TASK REQUIREMENTS
Count lines, not occurrences: give the number of lines holding the word "России", and nothing besides.

Dataset items
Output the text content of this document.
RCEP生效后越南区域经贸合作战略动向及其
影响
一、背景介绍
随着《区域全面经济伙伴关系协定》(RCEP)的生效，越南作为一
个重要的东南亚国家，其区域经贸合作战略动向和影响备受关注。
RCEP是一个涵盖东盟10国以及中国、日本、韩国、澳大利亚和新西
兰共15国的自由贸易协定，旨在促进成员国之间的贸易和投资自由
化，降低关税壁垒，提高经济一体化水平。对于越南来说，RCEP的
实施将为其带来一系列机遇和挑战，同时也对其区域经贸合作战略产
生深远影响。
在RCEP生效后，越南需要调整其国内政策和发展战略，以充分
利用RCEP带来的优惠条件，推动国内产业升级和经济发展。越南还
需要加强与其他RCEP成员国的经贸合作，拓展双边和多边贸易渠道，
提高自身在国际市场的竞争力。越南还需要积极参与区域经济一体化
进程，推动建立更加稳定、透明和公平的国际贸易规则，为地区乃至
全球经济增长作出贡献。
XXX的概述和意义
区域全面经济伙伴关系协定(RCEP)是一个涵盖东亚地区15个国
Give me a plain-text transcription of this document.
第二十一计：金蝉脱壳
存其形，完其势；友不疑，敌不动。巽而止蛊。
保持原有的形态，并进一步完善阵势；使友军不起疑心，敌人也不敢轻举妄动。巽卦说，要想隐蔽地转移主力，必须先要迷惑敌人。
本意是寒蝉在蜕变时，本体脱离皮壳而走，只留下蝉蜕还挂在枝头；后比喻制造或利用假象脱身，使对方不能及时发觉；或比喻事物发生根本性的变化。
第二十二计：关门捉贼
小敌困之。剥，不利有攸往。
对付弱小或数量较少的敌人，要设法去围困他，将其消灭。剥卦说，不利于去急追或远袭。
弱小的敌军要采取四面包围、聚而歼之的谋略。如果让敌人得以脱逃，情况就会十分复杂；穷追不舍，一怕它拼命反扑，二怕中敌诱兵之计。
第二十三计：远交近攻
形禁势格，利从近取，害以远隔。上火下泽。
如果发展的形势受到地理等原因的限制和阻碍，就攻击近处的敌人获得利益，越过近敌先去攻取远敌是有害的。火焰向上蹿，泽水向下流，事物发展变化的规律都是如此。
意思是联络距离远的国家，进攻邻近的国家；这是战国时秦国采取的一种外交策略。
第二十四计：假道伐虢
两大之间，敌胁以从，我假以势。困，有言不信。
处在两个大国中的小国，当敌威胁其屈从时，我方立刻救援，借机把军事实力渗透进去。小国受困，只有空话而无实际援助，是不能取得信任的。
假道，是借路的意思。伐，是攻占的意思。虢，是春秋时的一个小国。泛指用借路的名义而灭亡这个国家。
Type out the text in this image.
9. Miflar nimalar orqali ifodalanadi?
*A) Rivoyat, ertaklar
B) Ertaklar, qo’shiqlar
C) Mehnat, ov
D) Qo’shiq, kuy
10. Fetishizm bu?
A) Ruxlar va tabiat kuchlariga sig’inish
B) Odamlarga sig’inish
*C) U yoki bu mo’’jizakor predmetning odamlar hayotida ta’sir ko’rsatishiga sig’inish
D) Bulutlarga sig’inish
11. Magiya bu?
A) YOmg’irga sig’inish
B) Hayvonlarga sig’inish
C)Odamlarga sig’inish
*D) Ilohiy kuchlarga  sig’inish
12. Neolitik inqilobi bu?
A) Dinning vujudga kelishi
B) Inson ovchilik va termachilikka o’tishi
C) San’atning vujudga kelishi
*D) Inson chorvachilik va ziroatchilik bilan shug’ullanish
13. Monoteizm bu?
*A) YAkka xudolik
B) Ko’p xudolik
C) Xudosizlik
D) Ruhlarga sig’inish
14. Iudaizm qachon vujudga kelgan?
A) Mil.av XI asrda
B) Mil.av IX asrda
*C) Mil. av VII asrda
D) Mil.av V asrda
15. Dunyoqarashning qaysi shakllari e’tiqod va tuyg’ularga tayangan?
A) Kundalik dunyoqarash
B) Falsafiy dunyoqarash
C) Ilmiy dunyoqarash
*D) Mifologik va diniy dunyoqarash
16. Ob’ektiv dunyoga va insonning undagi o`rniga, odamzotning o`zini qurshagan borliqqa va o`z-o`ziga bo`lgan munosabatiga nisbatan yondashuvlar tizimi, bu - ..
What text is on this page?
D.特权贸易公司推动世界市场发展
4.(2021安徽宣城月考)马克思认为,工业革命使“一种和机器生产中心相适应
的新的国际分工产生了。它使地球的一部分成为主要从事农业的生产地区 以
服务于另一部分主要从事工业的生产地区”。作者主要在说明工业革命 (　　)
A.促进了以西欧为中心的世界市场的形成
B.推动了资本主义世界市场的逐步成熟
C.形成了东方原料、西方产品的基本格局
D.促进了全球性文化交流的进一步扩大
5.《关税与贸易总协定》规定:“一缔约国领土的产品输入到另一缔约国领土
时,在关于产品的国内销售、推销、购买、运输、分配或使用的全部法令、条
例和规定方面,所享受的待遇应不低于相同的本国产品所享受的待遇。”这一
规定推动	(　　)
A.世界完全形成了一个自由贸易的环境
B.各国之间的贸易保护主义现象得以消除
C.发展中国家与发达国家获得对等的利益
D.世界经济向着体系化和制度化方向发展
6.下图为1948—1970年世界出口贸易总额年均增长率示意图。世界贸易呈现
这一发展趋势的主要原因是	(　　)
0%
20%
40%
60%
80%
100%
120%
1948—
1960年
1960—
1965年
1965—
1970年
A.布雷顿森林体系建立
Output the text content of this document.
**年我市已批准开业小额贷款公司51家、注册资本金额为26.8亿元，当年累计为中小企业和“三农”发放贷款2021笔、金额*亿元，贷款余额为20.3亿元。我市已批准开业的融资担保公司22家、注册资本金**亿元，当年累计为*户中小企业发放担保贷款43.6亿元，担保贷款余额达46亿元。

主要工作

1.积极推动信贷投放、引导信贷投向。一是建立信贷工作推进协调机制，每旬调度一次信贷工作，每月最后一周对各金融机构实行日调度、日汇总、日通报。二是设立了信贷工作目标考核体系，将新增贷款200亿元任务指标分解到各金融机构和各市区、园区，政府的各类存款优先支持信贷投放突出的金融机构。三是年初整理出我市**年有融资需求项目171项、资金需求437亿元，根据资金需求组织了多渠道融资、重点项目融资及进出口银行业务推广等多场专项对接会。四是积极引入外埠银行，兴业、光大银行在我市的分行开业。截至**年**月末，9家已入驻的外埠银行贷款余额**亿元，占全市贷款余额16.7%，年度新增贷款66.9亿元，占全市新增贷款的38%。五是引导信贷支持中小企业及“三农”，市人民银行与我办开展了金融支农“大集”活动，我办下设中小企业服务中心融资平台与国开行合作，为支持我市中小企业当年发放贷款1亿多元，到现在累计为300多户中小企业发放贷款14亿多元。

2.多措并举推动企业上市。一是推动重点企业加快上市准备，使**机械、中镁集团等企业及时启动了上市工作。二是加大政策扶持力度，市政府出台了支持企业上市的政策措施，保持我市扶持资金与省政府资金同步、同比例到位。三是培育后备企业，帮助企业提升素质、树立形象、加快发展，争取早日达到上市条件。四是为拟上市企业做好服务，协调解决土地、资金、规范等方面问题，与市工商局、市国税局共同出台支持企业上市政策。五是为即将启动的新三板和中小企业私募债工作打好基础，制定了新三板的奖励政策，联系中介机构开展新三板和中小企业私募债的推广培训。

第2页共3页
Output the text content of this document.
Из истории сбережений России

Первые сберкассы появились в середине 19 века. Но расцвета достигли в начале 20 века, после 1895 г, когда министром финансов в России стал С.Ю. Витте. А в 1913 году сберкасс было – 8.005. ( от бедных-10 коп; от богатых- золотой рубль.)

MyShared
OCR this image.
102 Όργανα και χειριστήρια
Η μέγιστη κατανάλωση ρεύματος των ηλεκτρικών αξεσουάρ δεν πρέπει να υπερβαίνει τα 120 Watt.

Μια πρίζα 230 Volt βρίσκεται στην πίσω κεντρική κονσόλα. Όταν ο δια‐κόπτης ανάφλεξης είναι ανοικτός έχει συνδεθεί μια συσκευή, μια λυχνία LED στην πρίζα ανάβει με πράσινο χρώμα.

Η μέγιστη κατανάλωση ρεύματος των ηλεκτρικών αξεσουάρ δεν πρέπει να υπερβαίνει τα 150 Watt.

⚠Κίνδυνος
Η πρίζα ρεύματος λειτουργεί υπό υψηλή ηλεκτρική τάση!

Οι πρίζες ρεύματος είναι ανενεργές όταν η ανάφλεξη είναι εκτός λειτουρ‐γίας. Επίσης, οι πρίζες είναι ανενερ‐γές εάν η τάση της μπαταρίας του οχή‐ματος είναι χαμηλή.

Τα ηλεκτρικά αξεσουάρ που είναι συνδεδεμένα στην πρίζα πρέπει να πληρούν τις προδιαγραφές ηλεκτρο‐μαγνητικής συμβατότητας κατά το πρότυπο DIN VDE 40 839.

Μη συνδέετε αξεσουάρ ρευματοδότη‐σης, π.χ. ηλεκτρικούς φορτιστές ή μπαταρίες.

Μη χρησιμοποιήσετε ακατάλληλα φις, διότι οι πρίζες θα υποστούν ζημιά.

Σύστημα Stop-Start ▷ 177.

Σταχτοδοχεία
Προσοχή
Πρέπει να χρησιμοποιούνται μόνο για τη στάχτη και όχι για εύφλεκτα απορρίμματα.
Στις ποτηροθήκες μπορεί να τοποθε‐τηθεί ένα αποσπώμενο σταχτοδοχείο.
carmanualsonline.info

REPLY
2